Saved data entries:

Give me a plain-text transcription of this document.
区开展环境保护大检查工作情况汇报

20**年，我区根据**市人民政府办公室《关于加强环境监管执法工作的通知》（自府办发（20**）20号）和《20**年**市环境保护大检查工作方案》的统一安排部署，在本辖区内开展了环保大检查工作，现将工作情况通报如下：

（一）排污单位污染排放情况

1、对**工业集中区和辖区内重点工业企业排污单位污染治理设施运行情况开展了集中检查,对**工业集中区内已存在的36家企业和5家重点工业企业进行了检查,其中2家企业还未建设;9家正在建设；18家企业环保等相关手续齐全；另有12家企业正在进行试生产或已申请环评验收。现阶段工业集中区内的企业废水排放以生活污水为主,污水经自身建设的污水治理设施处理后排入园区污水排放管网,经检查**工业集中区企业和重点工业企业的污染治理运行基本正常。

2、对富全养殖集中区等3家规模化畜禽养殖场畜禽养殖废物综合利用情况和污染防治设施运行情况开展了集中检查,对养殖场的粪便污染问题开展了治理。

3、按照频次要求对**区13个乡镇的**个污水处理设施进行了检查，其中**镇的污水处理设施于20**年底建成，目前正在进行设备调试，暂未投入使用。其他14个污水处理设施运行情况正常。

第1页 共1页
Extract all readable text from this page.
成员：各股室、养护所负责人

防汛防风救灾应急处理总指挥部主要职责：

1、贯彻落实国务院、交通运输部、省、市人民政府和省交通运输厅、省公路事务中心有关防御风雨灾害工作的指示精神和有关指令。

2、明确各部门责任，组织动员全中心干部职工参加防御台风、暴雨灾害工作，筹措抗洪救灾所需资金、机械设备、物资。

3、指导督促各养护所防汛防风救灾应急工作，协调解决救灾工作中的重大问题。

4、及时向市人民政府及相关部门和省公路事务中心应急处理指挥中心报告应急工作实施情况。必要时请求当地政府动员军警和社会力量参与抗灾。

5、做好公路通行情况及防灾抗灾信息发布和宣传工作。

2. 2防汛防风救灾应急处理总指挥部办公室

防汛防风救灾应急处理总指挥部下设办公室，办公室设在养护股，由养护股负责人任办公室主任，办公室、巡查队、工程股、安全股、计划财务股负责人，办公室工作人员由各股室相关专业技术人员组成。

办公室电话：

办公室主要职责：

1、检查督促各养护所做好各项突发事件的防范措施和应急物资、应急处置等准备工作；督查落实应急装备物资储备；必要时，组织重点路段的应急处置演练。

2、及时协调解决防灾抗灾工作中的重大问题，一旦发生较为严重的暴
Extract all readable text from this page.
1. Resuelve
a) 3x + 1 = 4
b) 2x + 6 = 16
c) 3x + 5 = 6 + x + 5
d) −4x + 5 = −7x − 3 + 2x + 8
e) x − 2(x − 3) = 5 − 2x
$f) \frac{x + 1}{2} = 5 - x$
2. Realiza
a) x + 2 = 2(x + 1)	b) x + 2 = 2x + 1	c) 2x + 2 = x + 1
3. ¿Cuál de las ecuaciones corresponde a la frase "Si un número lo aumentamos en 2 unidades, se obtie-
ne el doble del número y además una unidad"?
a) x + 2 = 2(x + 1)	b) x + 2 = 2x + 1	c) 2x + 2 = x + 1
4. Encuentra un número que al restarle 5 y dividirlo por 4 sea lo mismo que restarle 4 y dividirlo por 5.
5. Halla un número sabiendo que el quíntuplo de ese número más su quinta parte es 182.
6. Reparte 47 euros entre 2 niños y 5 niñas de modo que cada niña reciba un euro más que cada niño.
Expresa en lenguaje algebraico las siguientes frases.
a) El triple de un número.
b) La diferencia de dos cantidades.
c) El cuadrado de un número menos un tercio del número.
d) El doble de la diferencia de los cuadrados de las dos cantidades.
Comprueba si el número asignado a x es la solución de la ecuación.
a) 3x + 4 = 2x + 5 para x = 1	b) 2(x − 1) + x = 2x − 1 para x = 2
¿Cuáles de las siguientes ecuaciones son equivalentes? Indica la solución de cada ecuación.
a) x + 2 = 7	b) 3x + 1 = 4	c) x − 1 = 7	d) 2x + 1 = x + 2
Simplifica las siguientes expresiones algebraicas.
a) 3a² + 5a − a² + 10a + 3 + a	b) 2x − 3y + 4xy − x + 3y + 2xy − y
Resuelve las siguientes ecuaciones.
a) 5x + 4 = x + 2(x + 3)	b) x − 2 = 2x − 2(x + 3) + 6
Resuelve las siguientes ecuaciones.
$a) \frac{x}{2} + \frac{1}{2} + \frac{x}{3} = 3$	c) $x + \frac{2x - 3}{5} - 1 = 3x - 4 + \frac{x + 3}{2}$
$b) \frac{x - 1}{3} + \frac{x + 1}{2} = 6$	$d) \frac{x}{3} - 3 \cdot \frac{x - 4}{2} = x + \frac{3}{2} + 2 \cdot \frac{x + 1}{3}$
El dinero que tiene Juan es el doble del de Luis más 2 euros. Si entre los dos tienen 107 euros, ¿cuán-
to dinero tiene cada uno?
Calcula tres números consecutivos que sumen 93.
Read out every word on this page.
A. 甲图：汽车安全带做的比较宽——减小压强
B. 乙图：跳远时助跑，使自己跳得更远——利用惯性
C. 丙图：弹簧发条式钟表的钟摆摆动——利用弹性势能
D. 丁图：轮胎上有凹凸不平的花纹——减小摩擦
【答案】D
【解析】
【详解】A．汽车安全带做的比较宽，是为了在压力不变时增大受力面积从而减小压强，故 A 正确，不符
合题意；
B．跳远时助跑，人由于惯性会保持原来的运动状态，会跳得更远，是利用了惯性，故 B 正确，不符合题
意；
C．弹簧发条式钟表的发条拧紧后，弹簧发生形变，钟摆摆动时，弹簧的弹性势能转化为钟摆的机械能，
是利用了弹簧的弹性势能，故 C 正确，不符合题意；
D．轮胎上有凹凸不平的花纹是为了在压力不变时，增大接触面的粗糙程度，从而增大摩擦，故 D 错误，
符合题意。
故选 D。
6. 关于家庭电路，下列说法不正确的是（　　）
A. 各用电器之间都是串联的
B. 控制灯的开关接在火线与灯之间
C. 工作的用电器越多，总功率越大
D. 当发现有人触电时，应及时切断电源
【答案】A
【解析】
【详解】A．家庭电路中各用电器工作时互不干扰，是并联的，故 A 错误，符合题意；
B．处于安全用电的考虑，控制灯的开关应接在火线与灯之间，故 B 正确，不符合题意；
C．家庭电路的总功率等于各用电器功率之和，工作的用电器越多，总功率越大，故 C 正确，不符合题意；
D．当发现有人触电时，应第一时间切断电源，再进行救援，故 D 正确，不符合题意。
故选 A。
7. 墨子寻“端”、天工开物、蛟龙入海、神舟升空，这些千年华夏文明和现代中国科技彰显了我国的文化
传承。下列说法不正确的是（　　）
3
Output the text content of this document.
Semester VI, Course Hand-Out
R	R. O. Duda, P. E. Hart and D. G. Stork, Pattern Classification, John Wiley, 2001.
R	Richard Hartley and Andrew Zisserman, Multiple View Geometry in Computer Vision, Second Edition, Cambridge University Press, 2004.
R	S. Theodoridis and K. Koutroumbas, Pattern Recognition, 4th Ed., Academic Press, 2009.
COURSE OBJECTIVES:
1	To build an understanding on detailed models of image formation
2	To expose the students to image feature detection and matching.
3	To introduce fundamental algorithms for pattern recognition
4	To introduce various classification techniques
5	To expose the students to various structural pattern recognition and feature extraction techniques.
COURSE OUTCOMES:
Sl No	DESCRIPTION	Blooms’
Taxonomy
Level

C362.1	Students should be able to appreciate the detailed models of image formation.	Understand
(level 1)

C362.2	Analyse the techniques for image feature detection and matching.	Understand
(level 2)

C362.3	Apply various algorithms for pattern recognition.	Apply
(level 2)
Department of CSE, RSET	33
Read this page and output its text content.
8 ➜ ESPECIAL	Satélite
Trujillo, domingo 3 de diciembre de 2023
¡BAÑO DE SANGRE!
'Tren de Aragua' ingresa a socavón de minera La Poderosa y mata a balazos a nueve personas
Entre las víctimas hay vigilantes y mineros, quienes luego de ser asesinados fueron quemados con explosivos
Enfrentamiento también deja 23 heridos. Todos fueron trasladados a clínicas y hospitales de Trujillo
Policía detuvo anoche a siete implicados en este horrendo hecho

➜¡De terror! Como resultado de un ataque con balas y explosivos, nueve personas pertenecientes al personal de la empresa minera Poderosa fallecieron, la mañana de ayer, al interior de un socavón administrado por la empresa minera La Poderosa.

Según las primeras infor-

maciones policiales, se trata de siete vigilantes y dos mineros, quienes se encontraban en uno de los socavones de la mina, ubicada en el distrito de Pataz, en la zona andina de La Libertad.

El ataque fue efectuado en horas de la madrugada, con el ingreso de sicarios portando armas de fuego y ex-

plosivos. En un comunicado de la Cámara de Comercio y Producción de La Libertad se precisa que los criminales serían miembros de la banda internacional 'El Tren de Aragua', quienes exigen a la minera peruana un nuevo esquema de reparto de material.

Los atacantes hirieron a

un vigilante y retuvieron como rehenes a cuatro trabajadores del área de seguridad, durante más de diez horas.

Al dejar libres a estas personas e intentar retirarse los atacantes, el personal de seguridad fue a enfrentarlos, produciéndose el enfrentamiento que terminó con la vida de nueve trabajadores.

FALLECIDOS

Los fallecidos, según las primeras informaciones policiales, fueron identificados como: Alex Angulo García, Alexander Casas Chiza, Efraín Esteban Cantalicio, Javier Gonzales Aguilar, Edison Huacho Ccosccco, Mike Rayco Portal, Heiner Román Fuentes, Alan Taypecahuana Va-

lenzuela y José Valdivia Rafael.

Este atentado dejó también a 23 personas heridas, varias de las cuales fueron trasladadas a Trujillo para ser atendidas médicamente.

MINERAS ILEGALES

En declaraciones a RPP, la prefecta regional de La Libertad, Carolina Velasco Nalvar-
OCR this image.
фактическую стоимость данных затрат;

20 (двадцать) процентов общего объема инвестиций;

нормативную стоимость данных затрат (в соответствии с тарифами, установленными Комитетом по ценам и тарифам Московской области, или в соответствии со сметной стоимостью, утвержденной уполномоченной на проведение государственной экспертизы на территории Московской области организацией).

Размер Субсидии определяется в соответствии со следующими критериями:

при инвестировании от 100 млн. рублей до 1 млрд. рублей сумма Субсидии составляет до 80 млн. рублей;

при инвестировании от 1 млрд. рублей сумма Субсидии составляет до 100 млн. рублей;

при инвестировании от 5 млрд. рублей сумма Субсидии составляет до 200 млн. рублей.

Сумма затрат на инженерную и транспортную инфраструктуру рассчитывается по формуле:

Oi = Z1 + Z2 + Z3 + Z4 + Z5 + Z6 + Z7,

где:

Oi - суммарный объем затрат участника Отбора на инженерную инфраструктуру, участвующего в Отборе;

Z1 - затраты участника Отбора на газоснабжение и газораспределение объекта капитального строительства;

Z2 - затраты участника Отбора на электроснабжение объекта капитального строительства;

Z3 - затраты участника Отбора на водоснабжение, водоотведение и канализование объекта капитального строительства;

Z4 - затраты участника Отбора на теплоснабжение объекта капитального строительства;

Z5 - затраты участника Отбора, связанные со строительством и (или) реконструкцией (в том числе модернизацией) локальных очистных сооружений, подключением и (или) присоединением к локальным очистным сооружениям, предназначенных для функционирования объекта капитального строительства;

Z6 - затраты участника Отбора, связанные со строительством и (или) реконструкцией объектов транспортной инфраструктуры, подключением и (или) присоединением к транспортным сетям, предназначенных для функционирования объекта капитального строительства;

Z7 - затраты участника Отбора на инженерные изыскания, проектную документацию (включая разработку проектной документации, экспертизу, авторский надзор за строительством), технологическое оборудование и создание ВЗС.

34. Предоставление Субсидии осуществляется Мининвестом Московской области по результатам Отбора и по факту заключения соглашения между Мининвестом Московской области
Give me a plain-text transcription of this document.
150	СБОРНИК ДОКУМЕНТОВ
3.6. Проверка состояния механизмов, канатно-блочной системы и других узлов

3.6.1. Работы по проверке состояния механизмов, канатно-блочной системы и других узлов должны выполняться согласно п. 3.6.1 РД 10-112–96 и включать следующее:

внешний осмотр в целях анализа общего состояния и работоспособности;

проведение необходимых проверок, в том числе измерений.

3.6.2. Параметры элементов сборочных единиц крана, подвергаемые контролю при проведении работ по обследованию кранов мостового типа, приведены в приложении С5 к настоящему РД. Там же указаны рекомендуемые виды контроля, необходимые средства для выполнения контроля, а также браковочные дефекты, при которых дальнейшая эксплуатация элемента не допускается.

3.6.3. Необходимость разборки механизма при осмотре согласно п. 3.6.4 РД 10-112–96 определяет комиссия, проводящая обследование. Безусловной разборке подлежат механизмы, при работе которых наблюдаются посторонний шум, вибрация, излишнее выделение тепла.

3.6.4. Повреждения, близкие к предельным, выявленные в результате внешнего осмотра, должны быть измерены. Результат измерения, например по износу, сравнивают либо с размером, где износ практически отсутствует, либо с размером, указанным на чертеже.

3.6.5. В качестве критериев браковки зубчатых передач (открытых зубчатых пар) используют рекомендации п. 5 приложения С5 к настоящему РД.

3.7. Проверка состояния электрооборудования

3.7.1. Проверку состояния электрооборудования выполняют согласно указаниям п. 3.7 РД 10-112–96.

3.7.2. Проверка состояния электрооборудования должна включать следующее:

▸ Exercise description
The lines to collect are those holding the string "dinero"; copy them all.

▸ Problem solution
El dinero que tiene Juan es el doble del de Luis más 2 euros. Si entre los dos tienen 107 euros, ¿cuán-
to dinero tiene cada uno?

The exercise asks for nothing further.